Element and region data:
+--

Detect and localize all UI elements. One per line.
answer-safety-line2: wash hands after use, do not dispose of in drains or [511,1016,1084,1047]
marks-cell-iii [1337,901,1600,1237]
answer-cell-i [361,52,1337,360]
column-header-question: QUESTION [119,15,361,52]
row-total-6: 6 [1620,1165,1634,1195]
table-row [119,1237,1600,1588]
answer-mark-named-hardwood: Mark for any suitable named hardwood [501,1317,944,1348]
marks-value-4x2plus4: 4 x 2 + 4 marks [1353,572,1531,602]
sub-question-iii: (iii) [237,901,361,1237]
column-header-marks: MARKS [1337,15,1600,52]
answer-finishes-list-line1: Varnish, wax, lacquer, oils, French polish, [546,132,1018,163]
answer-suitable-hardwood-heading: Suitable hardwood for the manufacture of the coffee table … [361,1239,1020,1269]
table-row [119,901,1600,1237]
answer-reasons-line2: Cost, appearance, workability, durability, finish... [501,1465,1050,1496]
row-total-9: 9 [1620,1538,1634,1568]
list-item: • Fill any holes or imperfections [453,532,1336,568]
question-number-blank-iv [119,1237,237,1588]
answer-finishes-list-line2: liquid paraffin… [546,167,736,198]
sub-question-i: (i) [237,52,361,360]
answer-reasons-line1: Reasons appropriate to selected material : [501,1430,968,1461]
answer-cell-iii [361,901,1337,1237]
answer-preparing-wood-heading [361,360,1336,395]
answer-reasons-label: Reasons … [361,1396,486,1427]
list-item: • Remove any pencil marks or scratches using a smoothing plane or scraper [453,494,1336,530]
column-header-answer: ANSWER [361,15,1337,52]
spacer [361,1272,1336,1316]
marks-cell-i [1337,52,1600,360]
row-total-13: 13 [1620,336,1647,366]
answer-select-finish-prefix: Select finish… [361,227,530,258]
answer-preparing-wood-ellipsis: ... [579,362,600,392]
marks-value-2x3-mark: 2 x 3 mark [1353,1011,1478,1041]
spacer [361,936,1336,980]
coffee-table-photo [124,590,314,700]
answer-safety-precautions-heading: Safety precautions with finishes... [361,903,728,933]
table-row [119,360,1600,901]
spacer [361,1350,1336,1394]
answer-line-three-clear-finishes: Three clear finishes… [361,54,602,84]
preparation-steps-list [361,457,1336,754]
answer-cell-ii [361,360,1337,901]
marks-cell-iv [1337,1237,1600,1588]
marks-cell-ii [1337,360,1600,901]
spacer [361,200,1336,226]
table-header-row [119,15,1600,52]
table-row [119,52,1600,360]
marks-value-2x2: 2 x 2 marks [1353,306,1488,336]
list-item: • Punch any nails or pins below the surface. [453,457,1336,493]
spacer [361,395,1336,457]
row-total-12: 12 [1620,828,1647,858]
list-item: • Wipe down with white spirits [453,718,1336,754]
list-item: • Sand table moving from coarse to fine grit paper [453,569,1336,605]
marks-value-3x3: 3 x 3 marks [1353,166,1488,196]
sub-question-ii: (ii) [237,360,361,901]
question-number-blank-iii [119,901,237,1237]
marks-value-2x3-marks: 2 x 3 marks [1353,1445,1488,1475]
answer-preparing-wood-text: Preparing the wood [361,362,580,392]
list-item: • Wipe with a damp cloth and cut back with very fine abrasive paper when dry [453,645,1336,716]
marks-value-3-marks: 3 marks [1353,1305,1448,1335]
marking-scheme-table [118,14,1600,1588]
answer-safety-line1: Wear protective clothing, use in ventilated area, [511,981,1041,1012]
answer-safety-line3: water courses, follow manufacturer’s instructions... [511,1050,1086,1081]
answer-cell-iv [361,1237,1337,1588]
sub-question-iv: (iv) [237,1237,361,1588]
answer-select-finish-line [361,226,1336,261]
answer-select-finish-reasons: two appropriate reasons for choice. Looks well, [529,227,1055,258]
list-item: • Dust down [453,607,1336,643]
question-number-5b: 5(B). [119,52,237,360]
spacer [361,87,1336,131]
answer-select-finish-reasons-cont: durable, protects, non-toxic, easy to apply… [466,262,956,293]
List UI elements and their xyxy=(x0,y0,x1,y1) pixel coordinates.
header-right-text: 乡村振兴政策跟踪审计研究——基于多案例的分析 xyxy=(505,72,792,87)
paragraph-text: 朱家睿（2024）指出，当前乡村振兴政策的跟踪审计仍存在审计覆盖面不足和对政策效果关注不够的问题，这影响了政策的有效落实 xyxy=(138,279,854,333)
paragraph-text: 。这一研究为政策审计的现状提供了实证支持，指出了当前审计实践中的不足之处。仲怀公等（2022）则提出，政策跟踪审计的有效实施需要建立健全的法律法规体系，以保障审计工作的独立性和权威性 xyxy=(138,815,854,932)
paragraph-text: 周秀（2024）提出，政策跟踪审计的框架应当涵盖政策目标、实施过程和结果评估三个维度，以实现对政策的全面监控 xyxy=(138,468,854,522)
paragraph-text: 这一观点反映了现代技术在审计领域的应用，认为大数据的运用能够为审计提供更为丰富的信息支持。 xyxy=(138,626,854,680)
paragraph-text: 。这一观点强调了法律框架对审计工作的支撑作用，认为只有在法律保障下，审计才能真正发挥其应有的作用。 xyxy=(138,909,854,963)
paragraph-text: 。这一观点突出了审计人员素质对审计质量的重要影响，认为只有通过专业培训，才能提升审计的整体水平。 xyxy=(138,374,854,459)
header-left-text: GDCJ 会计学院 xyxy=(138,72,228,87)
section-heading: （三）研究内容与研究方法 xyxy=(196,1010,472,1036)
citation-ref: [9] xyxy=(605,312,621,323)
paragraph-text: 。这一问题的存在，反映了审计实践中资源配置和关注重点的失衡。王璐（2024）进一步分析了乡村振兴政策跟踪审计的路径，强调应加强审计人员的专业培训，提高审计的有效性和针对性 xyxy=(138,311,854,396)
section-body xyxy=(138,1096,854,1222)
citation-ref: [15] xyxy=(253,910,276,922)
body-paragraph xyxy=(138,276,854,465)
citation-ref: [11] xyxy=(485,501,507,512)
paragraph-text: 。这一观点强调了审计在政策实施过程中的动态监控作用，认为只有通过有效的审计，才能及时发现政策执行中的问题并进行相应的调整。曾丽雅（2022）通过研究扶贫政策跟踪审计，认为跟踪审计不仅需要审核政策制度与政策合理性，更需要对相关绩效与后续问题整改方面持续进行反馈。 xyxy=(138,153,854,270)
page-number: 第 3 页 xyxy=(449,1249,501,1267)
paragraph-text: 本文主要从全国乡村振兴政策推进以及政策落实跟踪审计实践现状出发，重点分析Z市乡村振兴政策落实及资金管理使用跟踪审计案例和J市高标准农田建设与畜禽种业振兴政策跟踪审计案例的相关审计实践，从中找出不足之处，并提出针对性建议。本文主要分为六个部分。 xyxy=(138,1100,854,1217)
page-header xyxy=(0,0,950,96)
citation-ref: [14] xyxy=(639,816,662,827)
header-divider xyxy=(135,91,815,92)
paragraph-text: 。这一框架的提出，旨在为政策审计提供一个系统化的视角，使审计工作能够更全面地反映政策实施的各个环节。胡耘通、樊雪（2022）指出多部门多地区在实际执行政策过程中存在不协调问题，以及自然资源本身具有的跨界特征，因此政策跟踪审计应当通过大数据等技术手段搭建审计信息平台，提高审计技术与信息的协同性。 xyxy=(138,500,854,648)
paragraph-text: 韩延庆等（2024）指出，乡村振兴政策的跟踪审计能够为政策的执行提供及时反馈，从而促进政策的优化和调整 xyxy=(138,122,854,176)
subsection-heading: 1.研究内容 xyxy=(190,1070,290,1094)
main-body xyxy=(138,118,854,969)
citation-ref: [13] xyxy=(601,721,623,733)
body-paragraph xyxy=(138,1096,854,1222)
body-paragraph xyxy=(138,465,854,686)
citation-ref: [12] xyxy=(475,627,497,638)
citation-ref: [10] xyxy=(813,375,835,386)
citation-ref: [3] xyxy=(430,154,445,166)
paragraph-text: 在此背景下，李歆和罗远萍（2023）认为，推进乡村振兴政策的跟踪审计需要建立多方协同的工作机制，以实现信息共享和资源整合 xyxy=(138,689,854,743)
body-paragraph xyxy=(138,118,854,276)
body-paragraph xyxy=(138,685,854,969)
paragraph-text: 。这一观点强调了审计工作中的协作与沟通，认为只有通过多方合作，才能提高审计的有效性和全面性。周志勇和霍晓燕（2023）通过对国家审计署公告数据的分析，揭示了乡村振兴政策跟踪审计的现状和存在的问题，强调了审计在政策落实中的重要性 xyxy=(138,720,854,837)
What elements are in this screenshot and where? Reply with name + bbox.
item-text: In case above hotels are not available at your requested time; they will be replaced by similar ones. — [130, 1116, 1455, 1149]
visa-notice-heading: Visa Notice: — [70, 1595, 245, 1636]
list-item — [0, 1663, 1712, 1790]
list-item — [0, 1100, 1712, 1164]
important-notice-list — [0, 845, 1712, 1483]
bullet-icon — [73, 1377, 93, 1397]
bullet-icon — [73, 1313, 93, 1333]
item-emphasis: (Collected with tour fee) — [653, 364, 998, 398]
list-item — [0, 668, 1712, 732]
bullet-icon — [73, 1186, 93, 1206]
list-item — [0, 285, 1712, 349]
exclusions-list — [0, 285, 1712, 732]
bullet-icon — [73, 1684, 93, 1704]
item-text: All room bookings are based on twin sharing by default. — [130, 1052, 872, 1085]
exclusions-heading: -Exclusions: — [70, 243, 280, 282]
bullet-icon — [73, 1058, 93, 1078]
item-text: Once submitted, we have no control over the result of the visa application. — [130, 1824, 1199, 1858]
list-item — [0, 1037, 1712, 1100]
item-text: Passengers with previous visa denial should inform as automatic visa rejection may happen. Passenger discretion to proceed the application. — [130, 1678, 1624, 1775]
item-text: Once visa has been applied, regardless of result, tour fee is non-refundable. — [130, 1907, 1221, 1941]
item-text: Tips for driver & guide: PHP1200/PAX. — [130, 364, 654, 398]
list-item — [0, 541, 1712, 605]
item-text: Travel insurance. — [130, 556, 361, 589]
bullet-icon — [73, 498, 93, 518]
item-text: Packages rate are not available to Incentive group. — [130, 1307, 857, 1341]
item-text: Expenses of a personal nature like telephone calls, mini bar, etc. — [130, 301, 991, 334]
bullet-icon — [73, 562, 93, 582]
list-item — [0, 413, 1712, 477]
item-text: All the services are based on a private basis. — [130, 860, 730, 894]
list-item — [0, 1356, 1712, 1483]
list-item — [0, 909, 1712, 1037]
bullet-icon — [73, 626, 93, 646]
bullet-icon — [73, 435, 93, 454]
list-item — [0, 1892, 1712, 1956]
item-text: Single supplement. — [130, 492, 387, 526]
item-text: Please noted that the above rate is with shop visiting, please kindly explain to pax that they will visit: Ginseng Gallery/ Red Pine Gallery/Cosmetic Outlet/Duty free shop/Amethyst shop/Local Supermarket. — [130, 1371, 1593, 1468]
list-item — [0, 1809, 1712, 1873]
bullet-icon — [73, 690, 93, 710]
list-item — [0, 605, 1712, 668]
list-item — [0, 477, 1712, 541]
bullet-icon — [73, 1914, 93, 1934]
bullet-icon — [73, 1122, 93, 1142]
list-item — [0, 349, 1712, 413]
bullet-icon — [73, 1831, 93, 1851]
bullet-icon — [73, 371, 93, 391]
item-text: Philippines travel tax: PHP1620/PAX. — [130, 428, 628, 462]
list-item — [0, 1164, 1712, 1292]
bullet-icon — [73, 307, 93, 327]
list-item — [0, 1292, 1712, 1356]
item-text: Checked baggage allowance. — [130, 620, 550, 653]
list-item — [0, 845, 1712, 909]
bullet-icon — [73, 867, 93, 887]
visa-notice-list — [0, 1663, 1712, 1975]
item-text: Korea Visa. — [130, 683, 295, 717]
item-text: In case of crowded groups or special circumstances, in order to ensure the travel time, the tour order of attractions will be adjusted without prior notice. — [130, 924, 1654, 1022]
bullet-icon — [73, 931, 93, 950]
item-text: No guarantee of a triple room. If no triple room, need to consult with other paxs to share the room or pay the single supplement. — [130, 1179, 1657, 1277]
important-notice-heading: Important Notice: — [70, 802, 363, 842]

+--

== TASK PROMPT ==
List every line of the data above that contains the string "reasons".

== RESULT OF THIS EXERCISE ==
answer-reasons-line2: Cost, appearance, workability, durability, finish... [501,1465,1050,1496]
answer-reasons-line1: Reasons appropriate to selected material : [501,1430,968,1461]
answer-reasons-label: Reasons … [361,1396,486,1427]
answer-select-finish-reasons: two appropriate reasons for choice. Looks well, [529,227,1055,258]
answer-select-finish-reasons-cont: durable, protects, non-toxic, easy to apply… [466,262,956,293]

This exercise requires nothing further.